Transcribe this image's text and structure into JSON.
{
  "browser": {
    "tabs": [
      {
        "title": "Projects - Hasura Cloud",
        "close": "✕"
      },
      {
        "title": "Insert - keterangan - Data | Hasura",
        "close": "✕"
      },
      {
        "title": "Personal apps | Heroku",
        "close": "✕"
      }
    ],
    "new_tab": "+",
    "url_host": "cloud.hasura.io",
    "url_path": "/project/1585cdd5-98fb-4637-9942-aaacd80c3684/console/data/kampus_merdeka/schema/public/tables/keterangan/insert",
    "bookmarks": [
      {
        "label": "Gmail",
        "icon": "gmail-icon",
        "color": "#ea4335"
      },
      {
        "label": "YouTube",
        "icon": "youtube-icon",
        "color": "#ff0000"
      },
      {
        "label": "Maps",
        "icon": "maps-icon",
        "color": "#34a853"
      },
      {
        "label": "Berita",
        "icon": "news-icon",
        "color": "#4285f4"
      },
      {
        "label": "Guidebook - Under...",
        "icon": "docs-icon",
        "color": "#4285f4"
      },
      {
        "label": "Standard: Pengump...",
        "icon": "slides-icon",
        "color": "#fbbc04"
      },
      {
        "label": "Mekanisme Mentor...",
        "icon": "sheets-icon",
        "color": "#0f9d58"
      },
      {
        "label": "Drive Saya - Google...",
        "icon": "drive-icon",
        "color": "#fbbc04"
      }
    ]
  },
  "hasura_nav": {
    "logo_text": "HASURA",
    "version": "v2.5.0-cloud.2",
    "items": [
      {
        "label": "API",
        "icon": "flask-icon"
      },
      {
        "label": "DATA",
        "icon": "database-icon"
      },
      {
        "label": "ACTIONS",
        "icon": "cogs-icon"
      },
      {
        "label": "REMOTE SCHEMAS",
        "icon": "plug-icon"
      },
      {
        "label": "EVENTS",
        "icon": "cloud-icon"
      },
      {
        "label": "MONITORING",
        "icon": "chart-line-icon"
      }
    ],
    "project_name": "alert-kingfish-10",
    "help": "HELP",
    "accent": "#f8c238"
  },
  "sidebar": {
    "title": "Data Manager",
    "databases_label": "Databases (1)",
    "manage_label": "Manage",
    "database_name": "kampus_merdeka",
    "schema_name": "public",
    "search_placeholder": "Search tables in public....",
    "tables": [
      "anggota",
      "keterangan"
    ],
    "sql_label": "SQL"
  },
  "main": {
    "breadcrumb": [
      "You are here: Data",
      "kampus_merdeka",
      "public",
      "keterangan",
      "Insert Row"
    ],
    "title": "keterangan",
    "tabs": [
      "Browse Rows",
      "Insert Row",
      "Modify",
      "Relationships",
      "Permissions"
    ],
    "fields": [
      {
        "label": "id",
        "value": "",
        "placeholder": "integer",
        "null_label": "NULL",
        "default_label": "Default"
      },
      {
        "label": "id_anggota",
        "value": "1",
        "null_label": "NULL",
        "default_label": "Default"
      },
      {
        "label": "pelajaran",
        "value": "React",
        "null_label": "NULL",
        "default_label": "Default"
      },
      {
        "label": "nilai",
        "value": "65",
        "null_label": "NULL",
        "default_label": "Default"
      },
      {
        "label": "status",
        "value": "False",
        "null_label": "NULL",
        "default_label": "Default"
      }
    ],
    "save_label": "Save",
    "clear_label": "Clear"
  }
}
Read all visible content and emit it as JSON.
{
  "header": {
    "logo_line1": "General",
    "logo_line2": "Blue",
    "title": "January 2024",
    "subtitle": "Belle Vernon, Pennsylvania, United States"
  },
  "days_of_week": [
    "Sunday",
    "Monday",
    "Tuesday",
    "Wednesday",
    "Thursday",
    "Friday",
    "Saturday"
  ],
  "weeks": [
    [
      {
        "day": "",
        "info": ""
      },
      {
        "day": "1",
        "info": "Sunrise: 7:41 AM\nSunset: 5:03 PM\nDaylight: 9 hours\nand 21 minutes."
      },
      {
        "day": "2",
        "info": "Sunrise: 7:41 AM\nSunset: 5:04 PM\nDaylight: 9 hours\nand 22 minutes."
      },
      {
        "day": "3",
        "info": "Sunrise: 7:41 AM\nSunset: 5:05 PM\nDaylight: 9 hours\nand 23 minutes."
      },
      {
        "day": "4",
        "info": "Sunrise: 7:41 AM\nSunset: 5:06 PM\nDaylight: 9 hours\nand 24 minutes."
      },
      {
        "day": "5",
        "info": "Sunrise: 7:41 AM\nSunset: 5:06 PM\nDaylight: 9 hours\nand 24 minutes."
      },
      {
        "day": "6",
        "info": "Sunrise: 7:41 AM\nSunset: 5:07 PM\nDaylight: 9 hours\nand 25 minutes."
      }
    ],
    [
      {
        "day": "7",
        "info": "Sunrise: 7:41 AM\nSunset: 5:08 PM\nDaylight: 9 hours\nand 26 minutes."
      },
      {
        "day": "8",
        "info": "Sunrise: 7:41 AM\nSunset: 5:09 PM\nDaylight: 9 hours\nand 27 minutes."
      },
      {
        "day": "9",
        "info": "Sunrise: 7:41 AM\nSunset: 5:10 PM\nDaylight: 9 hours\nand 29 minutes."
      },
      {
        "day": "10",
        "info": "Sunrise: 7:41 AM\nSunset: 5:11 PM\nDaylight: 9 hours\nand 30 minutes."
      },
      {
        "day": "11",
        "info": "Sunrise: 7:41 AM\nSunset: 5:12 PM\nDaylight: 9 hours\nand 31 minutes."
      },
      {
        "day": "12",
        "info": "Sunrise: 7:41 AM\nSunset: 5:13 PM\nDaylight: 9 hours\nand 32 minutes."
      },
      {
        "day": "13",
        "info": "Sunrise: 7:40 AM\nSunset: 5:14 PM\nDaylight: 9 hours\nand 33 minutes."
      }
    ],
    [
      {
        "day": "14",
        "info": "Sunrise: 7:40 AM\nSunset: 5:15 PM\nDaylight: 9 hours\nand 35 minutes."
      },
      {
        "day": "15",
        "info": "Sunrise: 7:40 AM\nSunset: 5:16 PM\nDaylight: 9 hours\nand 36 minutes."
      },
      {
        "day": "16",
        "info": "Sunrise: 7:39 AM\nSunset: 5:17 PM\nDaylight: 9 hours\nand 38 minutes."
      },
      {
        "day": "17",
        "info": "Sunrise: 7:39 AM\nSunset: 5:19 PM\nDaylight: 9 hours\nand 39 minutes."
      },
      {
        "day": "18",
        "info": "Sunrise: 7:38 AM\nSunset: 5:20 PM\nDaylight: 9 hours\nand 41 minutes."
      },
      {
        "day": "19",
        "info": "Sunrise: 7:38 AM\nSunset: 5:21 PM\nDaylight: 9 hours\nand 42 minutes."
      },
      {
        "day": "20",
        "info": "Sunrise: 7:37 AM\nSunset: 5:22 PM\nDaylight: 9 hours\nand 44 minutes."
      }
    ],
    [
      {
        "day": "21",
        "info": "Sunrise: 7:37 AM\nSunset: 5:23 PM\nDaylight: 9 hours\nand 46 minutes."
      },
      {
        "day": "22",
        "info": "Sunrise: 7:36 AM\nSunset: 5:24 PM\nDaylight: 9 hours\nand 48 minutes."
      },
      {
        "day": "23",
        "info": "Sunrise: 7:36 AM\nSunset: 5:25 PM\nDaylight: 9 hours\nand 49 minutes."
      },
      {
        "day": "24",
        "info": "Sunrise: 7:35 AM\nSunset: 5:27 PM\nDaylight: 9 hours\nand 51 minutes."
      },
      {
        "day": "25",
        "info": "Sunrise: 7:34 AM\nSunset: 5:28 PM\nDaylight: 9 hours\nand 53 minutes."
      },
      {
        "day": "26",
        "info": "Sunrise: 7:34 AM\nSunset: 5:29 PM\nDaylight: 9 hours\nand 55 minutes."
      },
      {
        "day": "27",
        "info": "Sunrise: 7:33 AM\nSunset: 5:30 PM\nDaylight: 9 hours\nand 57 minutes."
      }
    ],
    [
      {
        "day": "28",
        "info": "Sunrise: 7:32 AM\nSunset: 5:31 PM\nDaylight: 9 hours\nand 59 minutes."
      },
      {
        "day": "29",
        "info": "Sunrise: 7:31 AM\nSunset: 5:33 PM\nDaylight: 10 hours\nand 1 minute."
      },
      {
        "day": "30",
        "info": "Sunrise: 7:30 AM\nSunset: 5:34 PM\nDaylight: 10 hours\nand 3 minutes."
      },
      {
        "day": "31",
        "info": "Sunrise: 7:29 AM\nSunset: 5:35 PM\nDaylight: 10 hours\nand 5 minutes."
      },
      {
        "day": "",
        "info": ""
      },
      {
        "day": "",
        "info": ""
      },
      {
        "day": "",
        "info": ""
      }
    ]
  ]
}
——————————
**Stated problem:** Lines that include the word "color" are to be extracted from the data above.

**Exercise response:**
        "color": "#ea4335"
        "color": "#ff0000"
        "color": "#34a853"
        "color": "#4285f4"
        "color": "#4285f4"
        "color": "#fbbc04"
        "color": "#0f9d58"
        "color": "#fbbc04"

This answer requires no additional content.